[BEGIN MATERIAL]
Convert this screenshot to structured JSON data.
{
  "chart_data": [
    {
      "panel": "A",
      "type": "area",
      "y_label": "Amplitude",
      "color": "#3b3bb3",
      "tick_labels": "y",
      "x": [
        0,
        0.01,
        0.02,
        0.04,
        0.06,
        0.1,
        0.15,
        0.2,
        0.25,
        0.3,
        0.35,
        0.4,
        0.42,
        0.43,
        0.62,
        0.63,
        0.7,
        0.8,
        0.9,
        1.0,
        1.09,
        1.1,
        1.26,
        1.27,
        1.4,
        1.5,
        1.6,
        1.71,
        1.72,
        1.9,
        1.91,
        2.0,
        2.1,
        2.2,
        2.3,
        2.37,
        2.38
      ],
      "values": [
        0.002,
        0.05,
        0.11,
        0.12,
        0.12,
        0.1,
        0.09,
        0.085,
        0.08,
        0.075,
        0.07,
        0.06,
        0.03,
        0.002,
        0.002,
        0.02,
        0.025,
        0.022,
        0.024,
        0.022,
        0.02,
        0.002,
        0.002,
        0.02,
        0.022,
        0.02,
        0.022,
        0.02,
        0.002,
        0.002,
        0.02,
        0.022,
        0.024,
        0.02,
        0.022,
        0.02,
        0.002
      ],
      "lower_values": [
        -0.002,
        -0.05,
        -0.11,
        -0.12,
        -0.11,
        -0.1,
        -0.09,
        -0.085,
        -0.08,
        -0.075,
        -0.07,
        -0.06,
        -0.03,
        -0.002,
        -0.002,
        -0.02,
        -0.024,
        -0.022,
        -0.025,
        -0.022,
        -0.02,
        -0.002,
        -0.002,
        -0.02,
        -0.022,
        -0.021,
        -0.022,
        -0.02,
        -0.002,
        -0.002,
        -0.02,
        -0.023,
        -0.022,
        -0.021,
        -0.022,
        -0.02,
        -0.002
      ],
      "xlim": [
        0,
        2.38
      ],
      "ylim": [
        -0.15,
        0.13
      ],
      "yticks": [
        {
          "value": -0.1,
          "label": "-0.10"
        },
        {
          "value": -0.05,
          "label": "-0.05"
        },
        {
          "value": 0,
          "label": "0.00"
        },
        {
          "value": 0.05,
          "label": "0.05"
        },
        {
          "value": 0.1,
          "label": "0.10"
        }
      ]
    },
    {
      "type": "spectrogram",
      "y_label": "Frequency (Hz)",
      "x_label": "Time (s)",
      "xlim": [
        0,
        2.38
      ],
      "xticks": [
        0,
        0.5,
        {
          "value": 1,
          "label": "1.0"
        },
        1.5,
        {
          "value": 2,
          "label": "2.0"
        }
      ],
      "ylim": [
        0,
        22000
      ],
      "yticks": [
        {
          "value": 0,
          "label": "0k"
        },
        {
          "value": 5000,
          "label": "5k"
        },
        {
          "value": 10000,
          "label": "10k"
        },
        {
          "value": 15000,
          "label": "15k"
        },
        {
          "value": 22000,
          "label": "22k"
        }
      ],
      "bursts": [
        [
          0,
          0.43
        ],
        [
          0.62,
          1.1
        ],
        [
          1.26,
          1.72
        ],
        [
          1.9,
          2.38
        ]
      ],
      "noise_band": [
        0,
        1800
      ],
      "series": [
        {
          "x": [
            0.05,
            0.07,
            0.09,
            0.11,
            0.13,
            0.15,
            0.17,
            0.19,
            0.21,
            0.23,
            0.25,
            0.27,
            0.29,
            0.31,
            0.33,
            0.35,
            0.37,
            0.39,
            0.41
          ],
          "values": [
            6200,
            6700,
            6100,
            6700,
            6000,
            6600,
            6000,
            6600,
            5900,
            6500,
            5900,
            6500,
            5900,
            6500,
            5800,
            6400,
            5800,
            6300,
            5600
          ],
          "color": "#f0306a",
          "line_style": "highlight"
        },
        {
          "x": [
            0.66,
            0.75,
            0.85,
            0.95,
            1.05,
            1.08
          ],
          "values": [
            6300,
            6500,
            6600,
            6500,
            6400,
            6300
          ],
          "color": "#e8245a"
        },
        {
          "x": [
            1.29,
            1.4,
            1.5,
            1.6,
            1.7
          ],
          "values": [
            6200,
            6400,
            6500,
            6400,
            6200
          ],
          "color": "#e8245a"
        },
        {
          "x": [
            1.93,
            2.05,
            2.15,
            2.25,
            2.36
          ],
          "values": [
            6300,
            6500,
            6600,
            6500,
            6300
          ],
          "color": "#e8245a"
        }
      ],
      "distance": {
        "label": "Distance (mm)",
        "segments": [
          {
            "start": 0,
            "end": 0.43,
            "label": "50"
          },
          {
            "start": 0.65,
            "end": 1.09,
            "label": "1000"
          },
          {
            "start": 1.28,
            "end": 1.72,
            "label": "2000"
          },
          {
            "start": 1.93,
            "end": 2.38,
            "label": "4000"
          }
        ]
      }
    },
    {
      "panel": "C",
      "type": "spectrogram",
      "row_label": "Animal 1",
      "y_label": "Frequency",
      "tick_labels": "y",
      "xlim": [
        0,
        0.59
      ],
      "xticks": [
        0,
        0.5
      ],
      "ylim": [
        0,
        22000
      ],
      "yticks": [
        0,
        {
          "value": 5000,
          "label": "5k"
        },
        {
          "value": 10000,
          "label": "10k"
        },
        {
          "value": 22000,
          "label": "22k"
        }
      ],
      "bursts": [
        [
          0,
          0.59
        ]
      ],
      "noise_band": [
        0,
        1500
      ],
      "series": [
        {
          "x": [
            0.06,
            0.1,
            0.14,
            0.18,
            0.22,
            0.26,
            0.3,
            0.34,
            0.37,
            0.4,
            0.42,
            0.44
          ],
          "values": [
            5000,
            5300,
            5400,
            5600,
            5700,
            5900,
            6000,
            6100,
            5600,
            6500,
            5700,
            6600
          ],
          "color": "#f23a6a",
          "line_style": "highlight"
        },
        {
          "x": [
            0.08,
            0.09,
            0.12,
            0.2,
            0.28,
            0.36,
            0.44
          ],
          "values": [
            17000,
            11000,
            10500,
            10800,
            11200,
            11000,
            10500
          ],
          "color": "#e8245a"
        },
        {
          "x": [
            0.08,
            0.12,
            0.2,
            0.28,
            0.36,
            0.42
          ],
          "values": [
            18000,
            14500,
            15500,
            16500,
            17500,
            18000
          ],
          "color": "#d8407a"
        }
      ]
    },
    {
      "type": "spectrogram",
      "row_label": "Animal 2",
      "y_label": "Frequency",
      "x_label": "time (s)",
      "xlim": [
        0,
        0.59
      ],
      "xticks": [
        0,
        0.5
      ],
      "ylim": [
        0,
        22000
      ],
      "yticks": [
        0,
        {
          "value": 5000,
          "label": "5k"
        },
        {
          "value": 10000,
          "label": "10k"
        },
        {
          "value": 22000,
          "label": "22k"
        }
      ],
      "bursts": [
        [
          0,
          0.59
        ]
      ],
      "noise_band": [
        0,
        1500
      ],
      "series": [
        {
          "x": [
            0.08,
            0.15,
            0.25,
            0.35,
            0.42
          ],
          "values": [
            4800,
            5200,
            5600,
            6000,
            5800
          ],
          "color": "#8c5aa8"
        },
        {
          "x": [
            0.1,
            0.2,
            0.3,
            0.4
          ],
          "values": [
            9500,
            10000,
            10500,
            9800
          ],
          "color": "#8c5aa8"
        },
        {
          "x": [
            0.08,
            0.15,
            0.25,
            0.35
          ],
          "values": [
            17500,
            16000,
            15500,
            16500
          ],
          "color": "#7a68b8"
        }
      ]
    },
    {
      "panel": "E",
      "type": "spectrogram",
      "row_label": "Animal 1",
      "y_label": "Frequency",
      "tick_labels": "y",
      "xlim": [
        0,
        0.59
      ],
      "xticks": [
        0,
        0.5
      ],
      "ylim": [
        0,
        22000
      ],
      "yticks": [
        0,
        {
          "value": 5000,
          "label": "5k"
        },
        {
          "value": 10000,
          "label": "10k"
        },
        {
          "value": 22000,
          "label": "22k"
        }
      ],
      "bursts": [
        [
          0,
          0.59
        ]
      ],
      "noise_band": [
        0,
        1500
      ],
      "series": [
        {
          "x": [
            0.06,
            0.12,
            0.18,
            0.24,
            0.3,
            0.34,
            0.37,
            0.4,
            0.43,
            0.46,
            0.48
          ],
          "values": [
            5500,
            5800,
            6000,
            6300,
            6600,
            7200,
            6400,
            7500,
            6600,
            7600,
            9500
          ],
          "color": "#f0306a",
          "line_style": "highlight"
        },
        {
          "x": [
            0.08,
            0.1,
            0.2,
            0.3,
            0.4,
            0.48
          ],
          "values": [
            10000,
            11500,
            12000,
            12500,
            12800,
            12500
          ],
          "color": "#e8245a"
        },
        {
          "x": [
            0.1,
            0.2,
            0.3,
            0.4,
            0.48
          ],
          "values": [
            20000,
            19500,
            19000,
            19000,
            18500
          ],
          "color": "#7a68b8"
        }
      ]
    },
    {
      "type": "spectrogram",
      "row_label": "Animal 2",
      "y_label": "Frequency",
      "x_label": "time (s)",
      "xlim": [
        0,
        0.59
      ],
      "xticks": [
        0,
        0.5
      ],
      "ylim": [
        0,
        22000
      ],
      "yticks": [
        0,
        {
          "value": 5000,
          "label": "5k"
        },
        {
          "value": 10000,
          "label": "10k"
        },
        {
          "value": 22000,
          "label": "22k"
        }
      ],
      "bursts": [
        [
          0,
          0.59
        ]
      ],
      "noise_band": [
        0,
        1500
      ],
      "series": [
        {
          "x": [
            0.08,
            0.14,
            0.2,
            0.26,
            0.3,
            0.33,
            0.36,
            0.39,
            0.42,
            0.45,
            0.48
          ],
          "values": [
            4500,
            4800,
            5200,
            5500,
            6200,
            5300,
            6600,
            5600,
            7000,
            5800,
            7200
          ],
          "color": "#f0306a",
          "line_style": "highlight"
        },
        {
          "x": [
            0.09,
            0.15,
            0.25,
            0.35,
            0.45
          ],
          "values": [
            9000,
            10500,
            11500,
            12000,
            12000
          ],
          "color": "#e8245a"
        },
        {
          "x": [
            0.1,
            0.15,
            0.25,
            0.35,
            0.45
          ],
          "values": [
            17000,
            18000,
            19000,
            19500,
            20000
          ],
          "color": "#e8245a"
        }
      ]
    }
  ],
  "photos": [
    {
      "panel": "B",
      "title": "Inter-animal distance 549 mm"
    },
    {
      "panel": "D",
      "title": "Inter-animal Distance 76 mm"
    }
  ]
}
[END MATERIAL]
WRITTEN EXERCISE :: Reproduce each line of the material containing the word "Inter".

EXERCISE SOLUTION ::
      "title": "Inter-animal distance 549 mm"
      "title": "Inter-animal Distance 76 mm"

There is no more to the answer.